===== RECORDS FOR THIS TASK =====

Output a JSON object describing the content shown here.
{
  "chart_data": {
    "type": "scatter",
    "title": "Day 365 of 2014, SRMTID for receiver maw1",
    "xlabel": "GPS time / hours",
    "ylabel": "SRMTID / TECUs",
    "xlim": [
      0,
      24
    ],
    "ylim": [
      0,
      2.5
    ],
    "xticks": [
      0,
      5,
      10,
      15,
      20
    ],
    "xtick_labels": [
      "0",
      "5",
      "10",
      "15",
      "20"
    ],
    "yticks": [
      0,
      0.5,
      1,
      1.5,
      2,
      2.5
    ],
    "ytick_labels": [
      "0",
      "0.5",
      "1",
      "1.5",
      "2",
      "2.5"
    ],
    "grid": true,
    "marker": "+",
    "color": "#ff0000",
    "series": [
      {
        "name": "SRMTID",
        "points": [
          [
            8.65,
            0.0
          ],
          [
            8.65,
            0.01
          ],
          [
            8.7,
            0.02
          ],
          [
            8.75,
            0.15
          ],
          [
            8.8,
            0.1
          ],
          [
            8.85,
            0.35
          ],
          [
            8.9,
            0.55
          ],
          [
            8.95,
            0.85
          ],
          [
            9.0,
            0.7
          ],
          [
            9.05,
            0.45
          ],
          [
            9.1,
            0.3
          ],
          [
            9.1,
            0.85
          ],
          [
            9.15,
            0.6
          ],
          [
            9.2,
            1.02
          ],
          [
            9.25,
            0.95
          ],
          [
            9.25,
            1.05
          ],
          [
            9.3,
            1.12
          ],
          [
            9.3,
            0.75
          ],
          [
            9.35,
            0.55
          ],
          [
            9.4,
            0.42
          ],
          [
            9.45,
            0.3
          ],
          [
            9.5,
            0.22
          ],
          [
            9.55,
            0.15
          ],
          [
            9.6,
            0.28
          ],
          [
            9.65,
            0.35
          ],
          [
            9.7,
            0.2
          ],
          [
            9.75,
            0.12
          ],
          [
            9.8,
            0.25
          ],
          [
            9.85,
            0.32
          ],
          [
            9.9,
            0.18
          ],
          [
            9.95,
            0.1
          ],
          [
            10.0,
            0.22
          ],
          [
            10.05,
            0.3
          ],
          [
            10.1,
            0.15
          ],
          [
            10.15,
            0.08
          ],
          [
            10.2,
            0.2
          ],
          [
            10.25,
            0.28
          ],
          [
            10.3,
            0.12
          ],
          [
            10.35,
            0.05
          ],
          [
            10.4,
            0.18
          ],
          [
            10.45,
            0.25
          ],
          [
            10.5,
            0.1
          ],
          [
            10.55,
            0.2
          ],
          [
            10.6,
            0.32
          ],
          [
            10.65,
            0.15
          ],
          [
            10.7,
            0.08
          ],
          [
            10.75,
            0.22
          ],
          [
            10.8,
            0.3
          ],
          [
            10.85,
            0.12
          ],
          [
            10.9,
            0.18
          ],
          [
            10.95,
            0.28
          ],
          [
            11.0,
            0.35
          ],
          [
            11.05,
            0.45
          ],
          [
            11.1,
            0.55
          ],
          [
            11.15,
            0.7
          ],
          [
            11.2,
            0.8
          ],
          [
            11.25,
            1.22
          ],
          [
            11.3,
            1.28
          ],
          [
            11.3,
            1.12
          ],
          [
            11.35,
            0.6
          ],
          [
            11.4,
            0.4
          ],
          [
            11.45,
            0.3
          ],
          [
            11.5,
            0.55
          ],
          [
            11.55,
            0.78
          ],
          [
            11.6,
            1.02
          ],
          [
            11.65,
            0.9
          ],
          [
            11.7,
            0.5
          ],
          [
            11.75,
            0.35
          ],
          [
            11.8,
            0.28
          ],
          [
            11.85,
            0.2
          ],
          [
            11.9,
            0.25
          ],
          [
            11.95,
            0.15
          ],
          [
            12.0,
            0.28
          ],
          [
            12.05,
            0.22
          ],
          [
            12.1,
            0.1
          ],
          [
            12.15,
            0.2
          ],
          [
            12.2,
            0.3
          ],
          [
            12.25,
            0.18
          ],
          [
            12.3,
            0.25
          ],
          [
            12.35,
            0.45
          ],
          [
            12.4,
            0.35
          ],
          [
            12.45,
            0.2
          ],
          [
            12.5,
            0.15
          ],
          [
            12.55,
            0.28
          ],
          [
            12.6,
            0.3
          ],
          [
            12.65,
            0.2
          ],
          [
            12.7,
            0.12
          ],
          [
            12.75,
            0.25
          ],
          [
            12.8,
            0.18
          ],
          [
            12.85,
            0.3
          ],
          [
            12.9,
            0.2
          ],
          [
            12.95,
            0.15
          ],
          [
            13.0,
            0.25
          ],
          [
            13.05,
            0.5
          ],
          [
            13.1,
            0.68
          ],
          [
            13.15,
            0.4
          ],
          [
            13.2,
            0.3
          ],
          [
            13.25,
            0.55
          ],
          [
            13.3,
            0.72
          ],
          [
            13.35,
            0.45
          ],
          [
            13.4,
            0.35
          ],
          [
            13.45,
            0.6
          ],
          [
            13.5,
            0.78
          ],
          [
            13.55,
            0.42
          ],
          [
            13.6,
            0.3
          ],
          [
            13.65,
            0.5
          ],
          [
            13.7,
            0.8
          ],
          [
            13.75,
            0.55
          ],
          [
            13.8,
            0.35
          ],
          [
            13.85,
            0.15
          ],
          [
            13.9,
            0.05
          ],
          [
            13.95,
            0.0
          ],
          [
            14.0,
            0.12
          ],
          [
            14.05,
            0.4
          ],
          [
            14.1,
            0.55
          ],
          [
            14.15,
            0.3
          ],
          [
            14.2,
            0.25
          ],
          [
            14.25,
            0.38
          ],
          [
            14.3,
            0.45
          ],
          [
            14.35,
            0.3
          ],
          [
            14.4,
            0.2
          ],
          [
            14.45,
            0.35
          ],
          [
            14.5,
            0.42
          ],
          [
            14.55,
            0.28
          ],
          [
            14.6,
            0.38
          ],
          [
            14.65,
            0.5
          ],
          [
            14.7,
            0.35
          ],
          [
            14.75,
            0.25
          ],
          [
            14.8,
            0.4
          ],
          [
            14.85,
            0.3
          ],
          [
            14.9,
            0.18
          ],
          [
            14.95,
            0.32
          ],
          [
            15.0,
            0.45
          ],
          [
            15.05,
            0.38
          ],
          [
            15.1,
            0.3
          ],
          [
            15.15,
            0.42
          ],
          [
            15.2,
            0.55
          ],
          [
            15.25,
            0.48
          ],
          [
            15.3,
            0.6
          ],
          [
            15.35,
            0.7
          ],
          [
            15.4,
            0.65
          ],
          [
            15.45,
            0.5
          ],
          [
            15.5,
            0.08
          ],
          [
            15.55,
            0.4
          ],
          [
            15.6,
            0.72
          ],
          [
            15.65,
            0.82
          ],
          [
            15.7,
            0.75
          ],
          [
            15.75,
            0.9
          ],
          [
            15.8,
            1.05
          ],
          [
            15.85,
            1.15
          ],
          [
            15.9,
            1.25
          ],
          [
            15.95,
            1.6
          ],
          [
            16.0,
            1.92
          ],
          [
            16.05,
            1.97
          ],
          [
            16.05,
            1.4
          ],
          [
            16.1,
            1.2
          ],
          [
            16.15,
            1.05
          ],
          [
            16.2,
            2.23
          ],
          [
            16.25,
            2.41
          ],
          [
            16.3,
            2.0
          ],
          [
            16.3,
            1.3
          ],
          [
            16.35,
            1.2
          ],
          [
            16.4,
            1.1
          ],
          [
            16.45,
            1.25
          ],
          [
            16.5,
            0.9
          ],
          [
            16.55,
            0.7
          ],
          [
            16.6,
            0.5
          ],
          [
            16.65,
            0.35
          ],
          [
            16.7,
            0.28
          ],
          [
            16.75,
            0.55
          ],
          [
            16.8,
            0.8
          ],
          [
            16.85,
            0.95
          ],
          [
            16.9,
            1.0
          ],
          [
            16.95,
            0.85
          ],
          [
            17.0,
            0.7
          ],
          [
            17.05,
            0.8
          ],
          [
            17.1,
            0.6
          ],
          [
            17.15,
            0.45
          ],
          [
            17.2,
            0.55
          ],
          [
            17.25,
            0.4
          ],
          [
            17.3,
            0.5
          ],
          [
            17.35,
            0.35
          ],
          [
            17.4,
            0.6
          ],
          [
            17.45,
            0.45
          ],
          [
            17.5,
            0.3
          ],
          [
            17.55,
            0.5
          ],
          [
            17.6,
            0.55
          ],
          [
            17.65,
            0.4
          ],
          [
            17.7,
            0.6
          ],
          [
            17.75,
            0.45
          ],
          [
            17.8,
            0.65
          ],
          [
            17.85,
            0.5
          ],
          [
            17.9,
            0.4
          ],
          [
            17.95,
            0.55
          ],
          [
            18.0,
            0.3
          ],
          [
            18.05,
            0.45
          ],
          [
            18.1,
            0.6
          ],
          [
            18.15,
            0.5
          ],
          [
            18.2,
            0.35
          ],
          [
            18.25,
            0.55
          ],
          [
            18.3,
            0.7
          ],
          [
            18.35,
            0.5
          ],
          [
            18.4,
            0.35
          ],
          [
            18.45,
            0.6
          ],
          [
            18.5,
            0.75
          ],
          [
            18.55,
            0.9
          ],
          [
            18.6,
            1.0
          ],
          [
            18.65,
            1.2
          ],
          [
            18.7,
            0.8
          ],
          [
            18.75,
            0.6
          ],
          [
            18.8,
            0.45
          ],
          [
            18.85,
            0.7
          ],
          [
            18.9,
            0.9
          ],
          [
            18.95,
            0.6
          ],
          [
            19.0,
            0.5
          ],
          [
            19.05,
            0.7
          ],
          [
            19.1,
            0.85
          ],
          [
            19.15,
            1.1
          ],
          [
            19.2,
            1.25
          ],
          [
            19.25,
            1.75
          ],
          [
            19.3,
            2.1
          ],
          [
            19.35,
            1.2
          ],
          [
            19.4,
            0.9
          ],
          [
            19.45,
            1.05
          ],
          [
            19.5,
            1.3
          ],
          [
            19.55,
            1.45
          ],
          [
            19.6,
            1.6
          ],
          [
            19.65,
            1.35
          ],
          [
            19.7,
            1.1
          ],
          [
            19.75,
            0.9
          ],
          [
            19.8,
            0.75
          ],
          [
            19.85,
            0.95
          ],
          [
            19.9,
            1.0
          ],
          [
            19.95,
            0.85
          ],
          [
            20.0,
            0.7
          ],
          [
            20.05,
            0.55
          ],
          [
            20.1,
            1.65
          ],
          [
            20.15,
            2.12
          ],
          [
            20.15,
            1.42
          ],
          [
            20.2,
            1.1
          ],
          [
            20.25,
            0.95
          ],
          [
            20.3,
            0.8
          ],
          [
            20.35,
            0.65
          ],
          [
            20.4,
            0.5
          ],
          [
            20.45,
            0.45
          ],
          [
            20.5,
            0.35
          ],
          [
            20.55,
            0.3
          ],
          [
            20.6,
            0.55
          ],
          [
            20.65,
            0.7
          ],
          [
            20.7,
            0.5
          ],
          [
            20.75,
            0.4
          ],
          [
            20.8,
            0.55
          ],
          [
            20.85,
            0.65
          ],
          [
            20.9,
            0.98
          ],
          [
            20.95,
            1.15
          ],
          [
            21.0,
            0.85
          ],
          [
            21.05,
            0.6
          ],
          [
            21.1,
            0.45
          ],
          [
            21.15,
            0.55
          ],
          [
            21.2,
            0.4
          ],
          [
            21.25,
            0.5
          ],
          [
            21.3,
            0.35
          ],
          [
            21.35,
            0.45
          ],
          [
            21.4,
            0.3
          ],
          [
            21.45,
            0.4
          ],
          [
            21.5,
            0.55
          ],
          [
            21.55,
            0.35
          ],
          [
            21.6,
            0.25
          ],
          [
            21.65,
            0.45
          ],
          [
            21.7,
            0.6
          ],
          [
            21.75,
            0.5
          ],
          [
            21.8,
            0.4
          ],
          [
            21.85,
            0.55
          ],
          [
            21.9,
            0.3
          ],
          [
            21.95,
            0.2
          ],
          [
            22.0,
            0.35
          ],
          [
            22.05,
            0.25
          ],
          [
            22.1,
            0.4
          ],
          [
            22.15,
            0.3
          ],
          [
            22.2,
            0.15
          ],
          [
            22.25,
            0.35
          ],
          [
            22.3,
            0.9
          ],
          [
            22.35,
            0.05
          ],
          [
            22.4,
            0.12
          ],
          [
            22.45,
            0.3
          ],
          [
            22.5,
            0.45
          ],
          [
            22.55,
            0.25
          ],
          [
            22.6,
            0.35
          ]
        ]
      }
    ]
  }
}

=====

## THE TASK
Look for "SRMTID" and pull out every line that has it.

## WRITTEN RESPONSE
    "title": "Day 365 of 2014, SRMTID for receiver maw1",
    "ylabel": "SRMTID / TECUs",
        "name": "SRMTID",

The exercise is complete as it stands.